_Written exercise_. Provide only the number of lines in the data below that contain the word "бериллиевой".

····················

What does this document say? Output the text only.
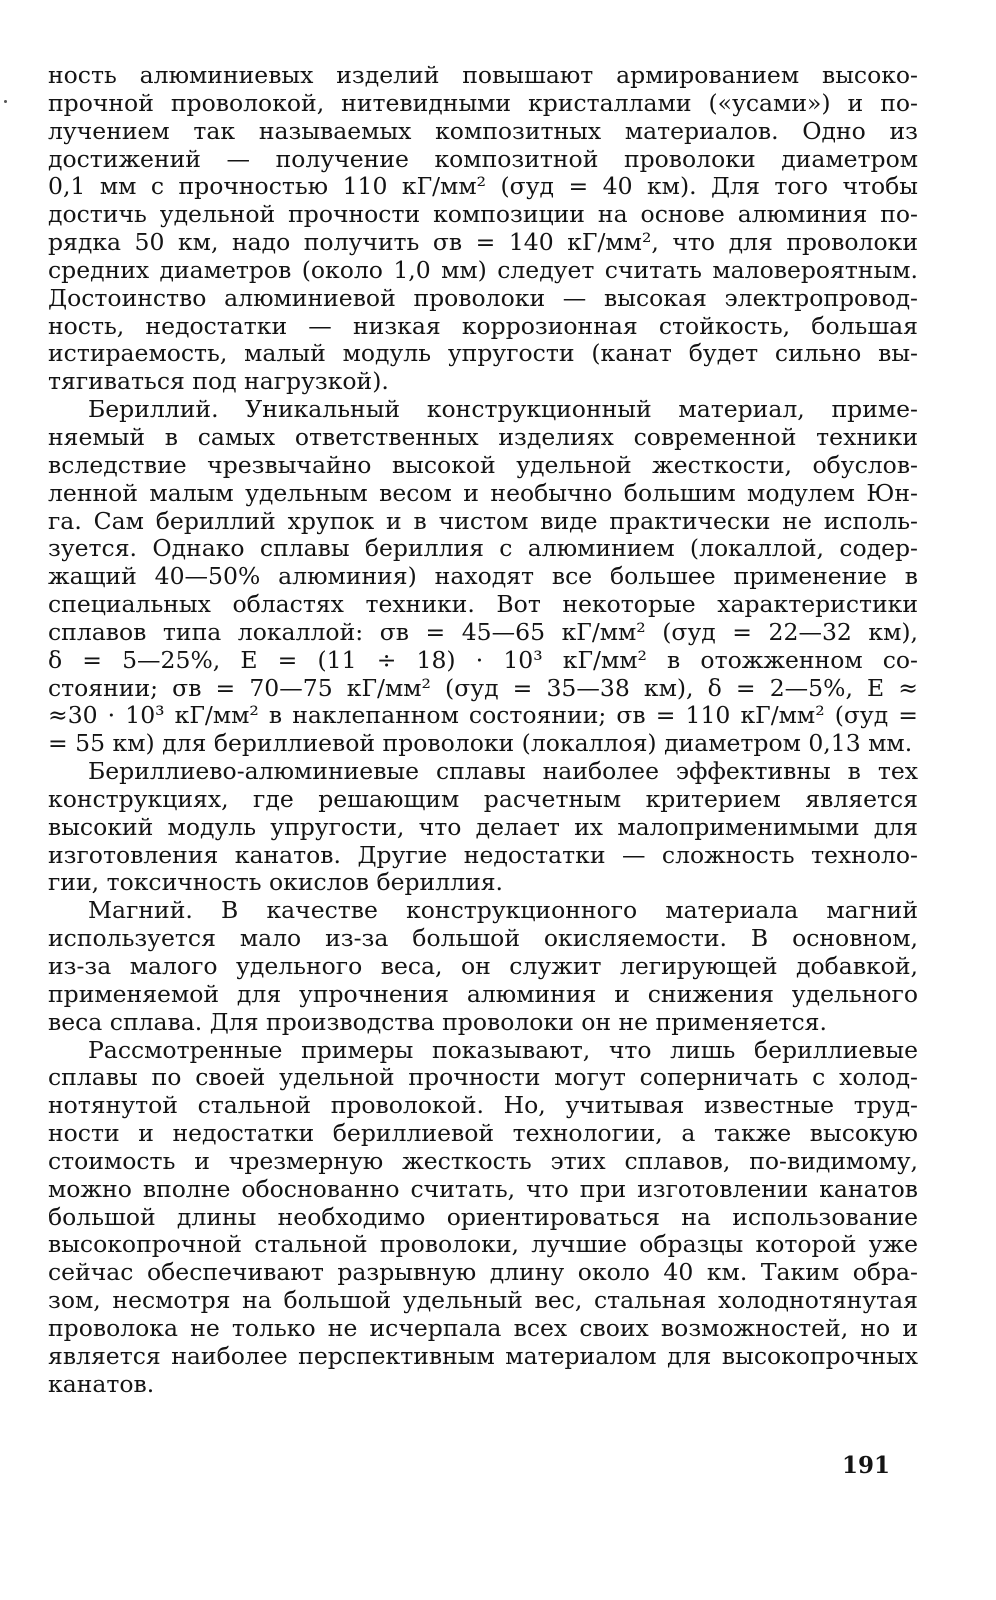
ность алюминиевых изделий повышают армированием высоко-
прочной проволокой, нитевидными кристаллами («усами») и по-
лучением так называемых композитных материалов. Одно из
достижений — получение композитной проволоки диаметром
0,1 мм с прочностью 110 кГ/мм² (σуд = 40 км). Для того чтобы
достичь удельной прочности композиции на основе алюминия по-
рядка 50 км, надо получить σв = 140 кГ/мм², что для проволоки
средних диаметров (около 1,0 мм) следует считать маловероятным.
Достоинство алюминиевой проволоки — высокая электропровод-
ность, недостатки — низкая коррозионная стойкость, большая
истираемость, малый модуль упругости (канат будет сильно вы-
тягиваться под нагрузкой).
Бериллий. Уникальный конструкционный материал, приме-
няемый в самых ответственных изделиях современной техники
вследствие чрезвычайно высокой удельной жесткости, обуслов-
ленной малым удельным весом и необычно большим модулем Юн-
га. Сам бериллий хрупок и в чистом виде практически не исполь-
зуется. Однако сплавы бериллия с алюминием (локаллой, содер-
жащий 40—50% алюминия) находят все большее применение в
специальных областях техники. Вот некоторые характеристики
сплавов типа локаллой: σв = 45—65 кГ/мм² (σуд = 22—32 км),
δ = 5—25%, E = (11 ÷ 18) · 10³ кГ/мм² в отожженном со-
стоянии; σв = 70—75 кГ/мм² (σуд = 35—38 км), δ = 2—5%, E ≈
≈30 · 10³ кГ/мм² в наклепанном состоянии; σв = 110 кГ/мм² (σуд =
= 55 км) для бериллиевой проволоки (локаллоя) диаметром 0,13 мм.
Бериллиево-алюминиевые сплавы наиболее эффективны в тех
конструкциях, где решающим расчетным критерием является
высокий модуль упругости, что делает их малоприменимыми для
изготовления канатов. Другие недостатки — сложность техноло-
гии, токсичность окислов бериллия.
Магний. В качестве конструкционного материала магний
используется мало из-за большой окисляемости. В основном,
из-за малого удельного веса, он служит легирующей добавкой,
применяемой для упрочнения алюминия и снижения удельного
веса сплава. Для производства проволоки он не применяется.
Рассмотренные примеры показывают, что лишь бериллиевые
сплавы по своей удельной прочности могут соперничать с холод-
нотянутой стальной проволокой. Но, учитывая известные труд-
ности и недостатки бериллиевой технологии, а также высокую
стоимость и чрезмерную жесткость этих сплавов, по-видимому,
можно вполне обоснованно считать, что при изготовлении канатов
большой длины необходимо ориентироваться на использование
высокопрочной стальной проволоки, лучшие образцы которой уже
сейчас обеспечивают разрывную длину около 40 км. Таким обра-
зом, несмотря на большой удельный вес, стальная холоднотянутая
проволока не только не исчерпала всех своих возможностей, но и
является наиболее перспективным материалом для высокопрочных
канатов.
191
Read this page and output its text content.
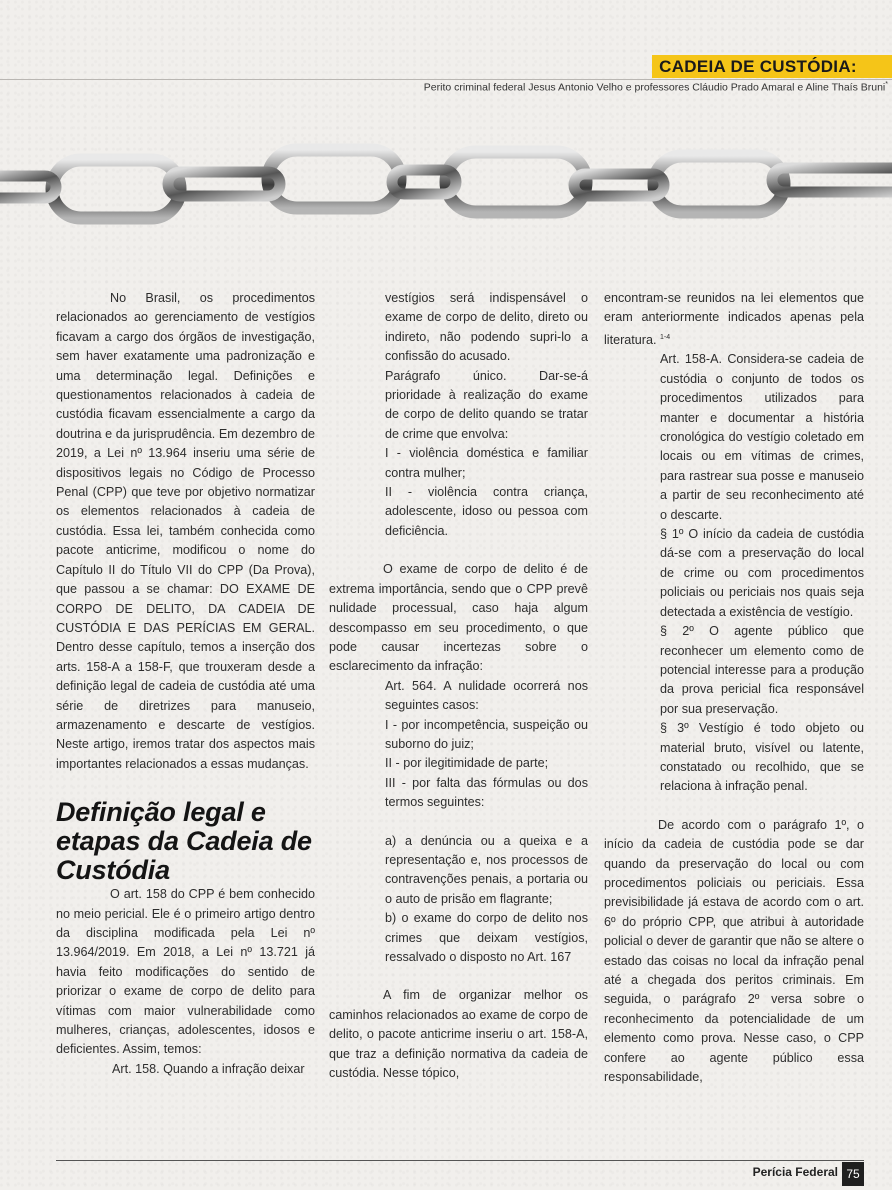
CADEIA DE CUSTÓDIA:
Perito criminal federal Jesus Antonio Velho e professores Cláudio Prado Amaral e Aline Thaís Bruni*

No Brasil, os procedimentos relacionados ao gerenciamento de vestígios ficavam a cargo dos órgãos de investigação, sem haver exatamente uma padronização e uma determinação legal. Definições e questionamentos relacionados à cadeia de custódia ficavam essencialmente a cargo da doutrina e da jurisprudência. Em dezembro de 2019, a Lei nº 13.964 inseriu uma série de dispositivos legais no Código de Processo Penal (CPP) que teve por objetivo normatizar os elementos relacionados à cadeia de custódia. Essa lei, também conhecida como pacote anticrime, modificou o nome do Capítulo II do Título VII do CPP (Da Prova), que passou a se chamar: DO EXAME DE CORPO DE DELITO, DA CADEIA DE CUSTÓDIA E DAS PERÍCIAS EM GERAL. Dentro desse capítulo, temos a inserção dos arts. 158-A a 158-F, que trouxeram desde a definição legal de cadeia de custódia até uma série de diretrizes para manuseio, armazenamento e descarte de vestígios. Neste artigo, iremos tratar dos aspectos mais importantes relacionados a essas mudanças.

Definição legal e etapas da Cadeia de Custódia

O art. 158 do CPP é bem conhecido no meio pericial. Ele é o primeiro artigo dentro da disciplina modificada pela Lei nº 13.964/2019. Em 2018, a Lei nº 13.721 já havia feito modificações do sentido de priorizar o exame de corpo de delito para vítimas com maior vulnerabilidade como mulheres, crianças, adolescentes, idosos e deficientes. Assim, temos:

Art. 158. Quando a infração deixar

vestígios será indispensável o exame de corpo de delito, direto ou indireto, não podendo supri-lo a confissão do acusado.

Parágrafo único. Dar-se-á prioridade à realização do exame de corpo de delito quando se tratar de crime que envolva:

I - violência doméstica e familiar contra mulher;

II - violência contra criança, adolescente, idoso ou pessoa com deficiência.

O exame de corpo de delito é de extrema importância, sendo que o CPP prevê nulidade processual, caso haja algum descompasso em seu procedimento, o que pode causar incertezas sobre o esclarecimento da infração:

Art. 564. A nulidade ocorrerá nos seguintes casos:

I - por incompetência, suspeição ou suborno do juiz;

II - por ilegitimidade de parte;

III - por falta das fórmulas ou dos termos seguintes:

a) a denúncia ou a queixa e a representação e, nos processos de contravenções penais, a portaria ou o auto de prisão em flagrante;

b) o exame do corpo de delito nos crimes que deixam vestígios, ressalvado o disposto no Art. 167

A fim de organizar melhor os caminhos relacionados ao exame de corpo de delito, o pacote anticrime inseriu o art. 158-A, que traz a definição normativa da cadeia de custódia. Nesse tópico,

encontram-se reunidos na lei elementos que eram anteriormente indicados apenas pela literatura. $^{1-4}$

Art. 158-A. Considera-se cadeia de custódia o conjunto de todos os procedimentos utilizados para manter e documentar a história cronológica do vestígio coletado em locais ou em vítimas de crimes, para rastrear sua posse e manuseio a partir de seu reconhecimento até o descarte.

§ 1º O início da cadeia de custódia dá-se com a preservação do local de crime ou com procedimentos policiais ou periciais nos quais seja detectada a existência de vestígio.

§ 2º O agente público que reconhecer um elemento como de potencial interesse para a produção da prova pericial fica responsável por sua preservação.

§ 3º Vestígio é todo objeto ou material bruto, visível ou latente, constatado ou recolhido, que se relaciona à infração penal.

De acordo com o parágrafo 1º, o início da cadeia de custódia pode se dar quando da preservação do local ou com procedimentos policiais ou periciais. Essa previsibilidade já estava de acordo com o art. 6º do próprio CPP, que atribui à autoridade policial o dever de garantir que não se altere o estado das coisas no local da infração penal até a chegada dos peritos criminais. Em seguida, o parágrafo 2º versa sobre o reconhecimento da potencialidade de um elemento como prova. Nesse caso, o CPP confere ao agente público essa responsabilidade,

Perícia Federal 75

····················

_Task result_. 2